Data to use ::
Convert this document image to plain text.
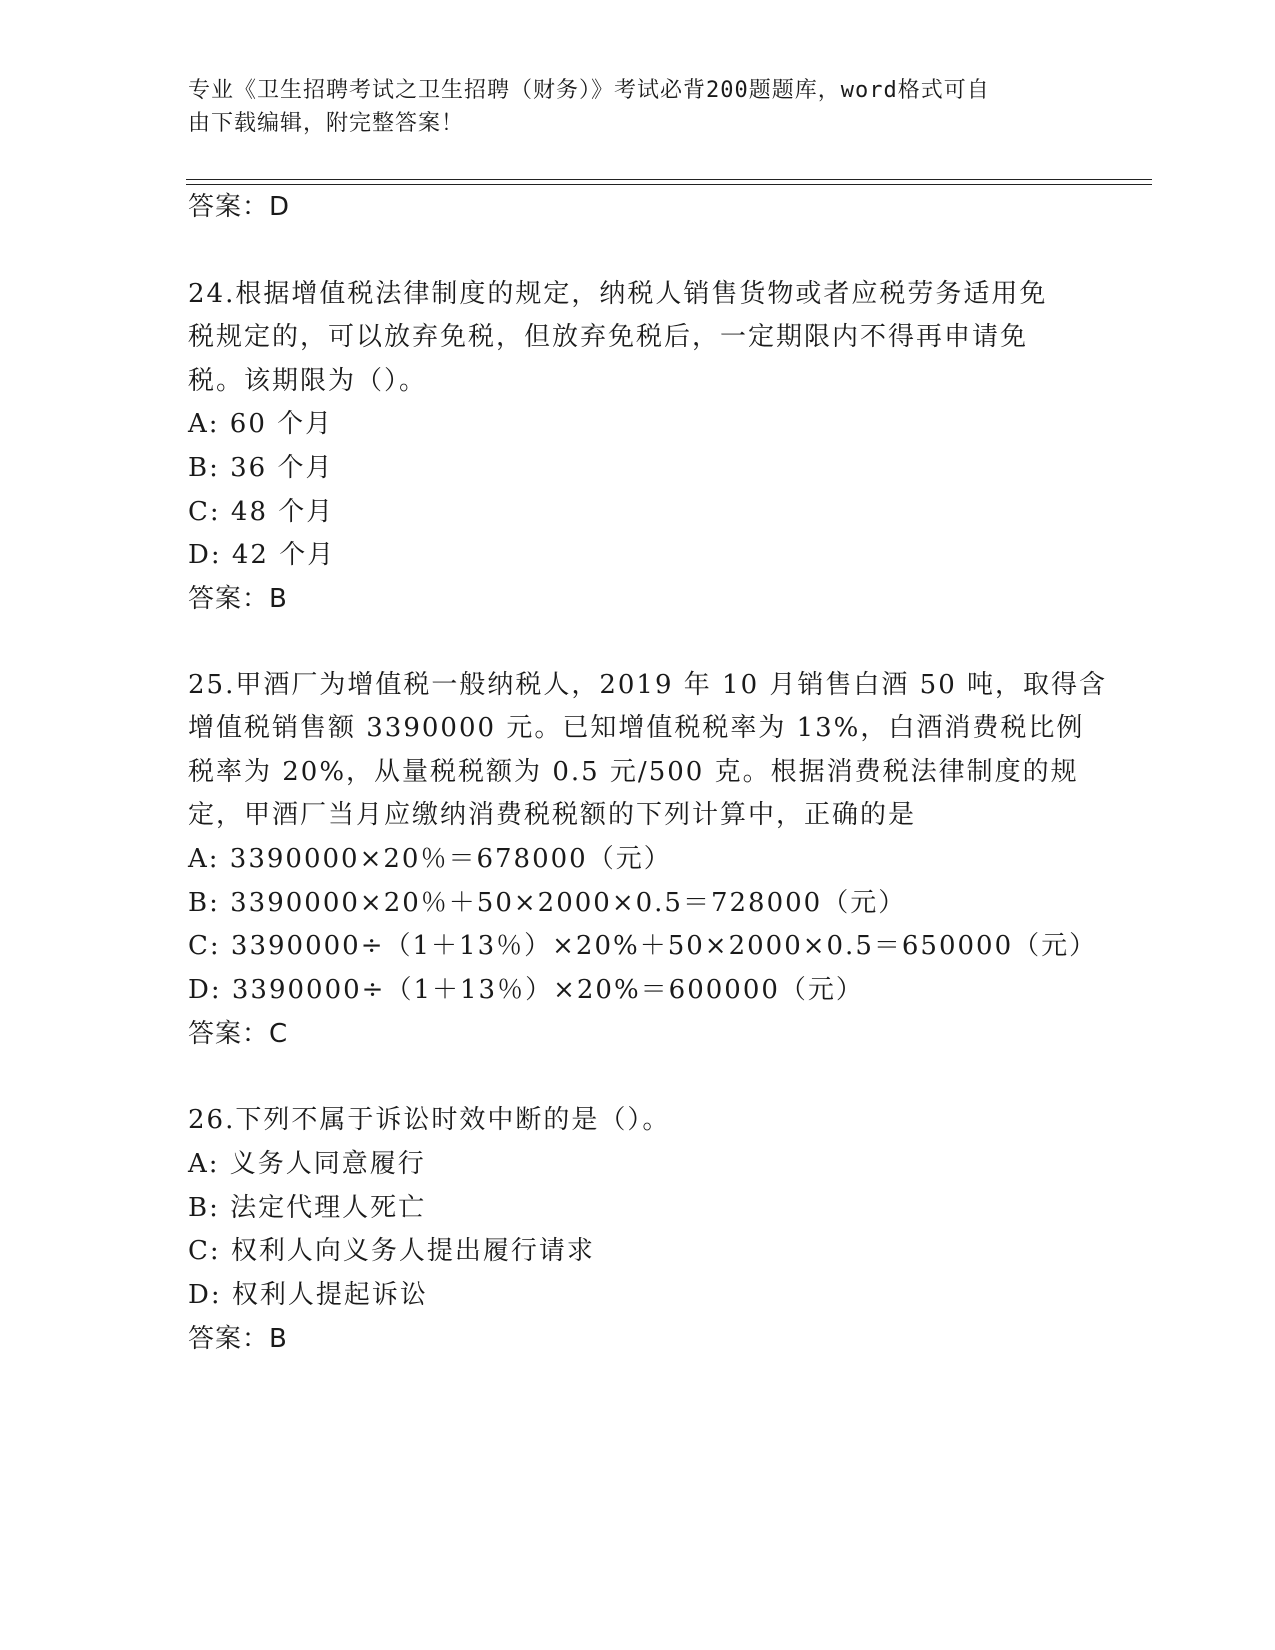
专业《卫生招聘考试之卫生招聘（财务）》考试必背200题题库，word格式可自
由下载编辑，附完整答案！
答案：D
24.根据增值税法律制度的规定，纳税人销售货物或者应税劳务适用免
税规定的，可以放弃免税，但放弃免税后，一定期限内不得再申请免
税。该期限为（）。
A: 60 个月
B: 36 个月
C: 48 个月
D: 42 个月
答案：B
25.甲酒厂为增值税一般纳税人，2019 年 10 月销售白酒 50 吨，取得含
增值税销售额 3390000 元。已知增值税税率为 13%，白酒消费税比例
税率为 20%，从量税税额为 0.5 元/500 克。根据消费税法律制度的规
定，甲酒厂当月应缴纳消费税税额的下列计算中，正确的是
A: 3390000×20％＝678000（元）
B: 3390000×20％＋50×2000×0.5＝728000（元）
C: 3390000÷（1＋13％）×20%＋50×2000×0.5＝650000（元）
D: 3390000÷（1＋13％）×20%＝600000（元）
答案：C
26.下列不属于诉讼时效中断的是（）。
A: 义务人同意履行
B: 法定代理人死亡
C: 权利人向义务人提出履行请求
D: 权利人提起诉讼
答案：B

Given exercise :: Please transcribe the material above exactly as written. Leave the pictures out.

Written reply ::
Convert this document image to plain text.
专业《卫生招聘考试之卫生招聘（财务）》考试必背200题题库，word格式可自
由下载编辑，附完整答案！
答案：D
24.根据增值税法律制度的规定，纳税人销售货物或者应税劳务适用免
税规定的，可以放弃免税，但放弃免税后，一定期限内不得再申请免
税。该期限为（）。
A: 60 个月
B: 36 个月
C: 48 个月
D: 42 个月
答案：B
25.甲酒厂为增值税一般纳税人，2019 年 10 月销售白酒 50 吨，取得含
增值税销售额 3390000 元。已知增值税税率为 13%，白酒消费税比例
税率为 20%，从量税税额为 0.5 元/500 克。根据消费税法律制度的规
定，甲酒厂当月应缴纳消费税税额的下列计算中，正确的是
A: 3390000×20％＝678000（元）
B: 3390000×20％＋50×2000×0.5＝728000（元）
C: 3390000÷（1＋13％）×20%＋50×2000×0.5＝650000（元）
D: 3390000÷（1＋13％）×20%＝600000（元）
答案：C
26.下列不属于诉讼时效中断的是（）。
A: 义务人同意履行
B: 法定代理人死亡
C: 权利人向义务人提出履行请求
D: 权利人提起诉讼
答案：B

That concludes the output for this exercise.